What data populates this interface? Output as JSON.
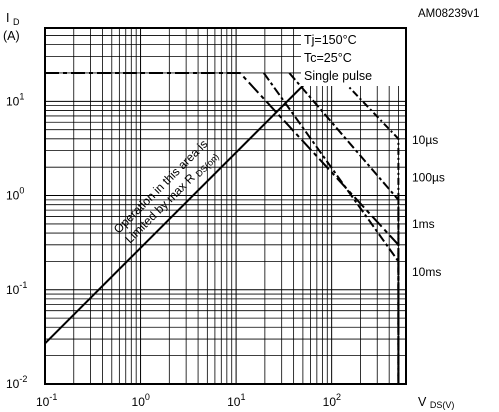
{
  "chart_data": {
    "type": "line",
    "figure_id": "AM08239v1",
    "ylabel": {
      "main": "I",
      "sub": "D",
      "unit": "(A)"
    },
    "xlabel": {
      "main": "V",
      "sub": "DS(V)"
    },
    "x_scale": "log",
    "y_scale": "log",
    "xlim": [
      0.1,
      600
    ],
    "ylim": [
      0.01,
      60
    ],
    "x_ticks": [
      {
        "base": "10",
        "exp": "-1",
        "value": 0.1
      },
      {
        "base": "10",
        "exp": "0",
        "value": 1
      },
      {
        "base": "10",
        "exp": "1",
        "value": 10
      },
      {
        "base": "10",
        "exp": "2",
        "value": 100
      }
    ],
    "y_ticks": [
      {
        "base": "10",
        "exp": "-2",
        "value": 0.01
      },
      {
        "base": "10",
        "exp": "-1",
        "value": 0.1
      },
      {
        "base": "10",
        "exp": "0",
        "value": 1
      },
      {
        "base": "10",
        "exp": "1",
        "value": 10
      }
    ],
    "grid": true,
    "conditions": [
      "Tj=150°C",
      "Tc=25°C",
      "Single pulse"
    ],
    "annotation": {
      "line1": "Operation in this area is",
      "line2_main": "Limited by max R",
      "line2_sub": "DS(on)"
    },
    "current_limit_A": 20,
    "voltage_limit_V": 500,
    "rds_on_limit": {
      "x": [
        0.1,
        68
      ],
      "y": [
        0.027,
        20
      ]
    },
    "series": [
      {
        "name": "10µs",
        "x": [
          68,
          110,
          500,
          500
        ],
        "y": [
          20,
          20,
          4.0,
          0.01
        ]
      },
      {
        "name": "100µs",
        "x": [
          36,
          500,
          500
        ],
        "y": [
          20,
          0.9,
          0.01
        ]
      },
      {
        "name": "1ms",
        "x": [
          19.5,
          500,
          500
        ],
        "y": [
          20,
          0.2,
          0.01
        ]
      },
      {
        "name": "10ms",
        "x": [
          0.1,
          11,
          500,
          500
        ],
        "y": [
          20,
          20,
          0.3,
          0.01
        ]
      }
    ],
    "curve_labels": [
      {
        "text": "10µs",
        "y": 3.9
      },
      {
        "text": "100µs",
        "y": 1.55
      },
      {
        "text": "1ms",
        "y": 0.5
      },
      {
        "text": "10ms",
        "y": 0.155
      }
    ]
  }
}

WHAT TO DO
Copy the records word for word, leaving no picture in the copy.

CORRECT RESPONSE
What data populates this interface? Output as JSON.
{
  "chart_data": {
    "type": "line",
    "figure_id": "AM08239v1",
    "ylabel": {
      "main": "I",
      "sub": "D",
      "unit": "(A)"
    },
    "xlabel": {
      "main": "V",
      "sub": "DS(V)"
    },
    "x_scale": "log",
    "y_scale": "log",
    "xlim": [
      0.1,
      600
    ],
    "ylim": [
      0.01,
      60
    ],
    "x_ticks": [
      {
        "base": "10",
        "exp": "-1",
        "value": 0.1
      },
      {
        "base": "10",
        "exp": "0",
        "value": 1
      },
      {
        "base": "10",
        "exp": "1",
        "value": 10
      },
      {
        "base": "10",
        "exp": "2",
        "value": 100
      }
    ],
    "y_ticks": [
      {
        "base": "10",
        "exp": "-2",
        "value": 0.01
      },
      {
        "base": "10",
        "exp": "-1",
        "value": 0.1
      },
      {
        "base": "10",
        "exp": "0",
        "value": 1
      },
      {
        "base": "10",
        "exp": "1",
        "value": 10
      }
    ],
    "grid": true,
    "conditions": [
      "Tj=150°C",
      "Tc=25°C",
      "Single pulse"
    ],
    "annotation": {
      "line1": "Operation in this area is",
      "line2_main": "Limited by max R",
      "line2_sub": "DS(on)"
    },
    "current_limit_A": 20,
    "voltage_limit_V": 500,
    "rds_on_limit": {
      "x": [
        0.1,
        68
      ],
      "y": [
        0.027,
        20
      ]
    },
    "series": [
      {
        "name": "10µs",
        "x": [
          68,
          110,
          500,
          500
        ],
        "y": [
          20,
          20,
          4.0,
          0.01
        ]
      },
      {
        "name": "100µs",
        "x": [
          36,
          500,
          500
        ],
        "y": [
          20,
          0.9,
          0.01
        ]
      },
      {
        "name": "1ms",
        "x": [
          19.5,
          500,
          500
        ],
        "y": [
          20,
          0.2,
          0.01
        ]
      },
      {
        "name": "10ms",
        "x": [
          0.1,
          11,
          500,
          500
        ],
        "y": [
          20,
          20,
          0.3,
          0.01
        ]
      }
    ],
    "curve_labels": [
      {
        "text": "10µs",
        "y": 3.9
      },
      {
        "text": "100µs",
        "y": 1.55
      },
      {
        "text": "1ms",
        "y": 0.5
      },
      {
        "text": "10ms",
        "y": 0.155
      }
    ]
  }
}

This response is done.